Records from a collection:
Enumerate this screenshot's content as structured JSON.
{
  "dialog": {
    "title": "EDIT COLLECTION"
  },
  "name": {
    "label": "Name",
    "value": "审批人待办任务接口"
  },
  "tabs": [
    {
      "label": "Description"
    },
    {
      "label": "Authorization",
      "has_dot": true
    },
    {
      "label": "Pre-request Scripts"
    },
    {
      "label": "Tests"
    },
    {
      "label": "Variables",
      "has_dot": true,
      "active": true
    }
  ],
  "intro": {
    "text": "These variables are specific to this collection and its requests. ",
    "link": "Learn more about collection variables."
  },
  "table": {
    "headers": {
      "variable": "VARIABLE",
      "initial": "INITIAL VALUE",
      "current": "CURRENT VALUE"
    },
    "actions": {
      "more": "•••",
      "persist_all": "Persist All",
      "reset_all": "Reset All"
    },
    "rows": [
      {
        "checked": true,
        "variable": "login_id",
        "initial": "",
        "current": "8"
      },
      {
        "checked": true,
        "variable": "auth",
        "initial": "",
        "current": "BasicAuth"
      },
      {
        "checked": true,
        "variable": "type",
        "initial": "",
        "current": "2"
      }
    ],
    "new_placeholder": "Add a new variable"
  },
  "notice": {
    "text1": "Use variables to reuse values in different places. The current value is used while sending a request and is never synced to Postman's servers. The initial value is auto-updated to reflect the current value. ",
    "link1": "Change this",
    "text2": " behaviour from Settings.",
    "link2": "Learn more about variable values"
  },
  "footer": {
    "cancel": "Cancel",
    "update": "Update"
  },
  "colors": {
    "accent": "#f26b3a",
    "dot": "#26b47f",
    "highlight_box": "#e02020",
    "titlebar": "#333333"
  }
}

> Aim of the exercise
Of the lines above, copy each that contains "Learn".

> Solution to this task
    "link": "Learn more about collection variables."
    "link2": "Learn more about variable values"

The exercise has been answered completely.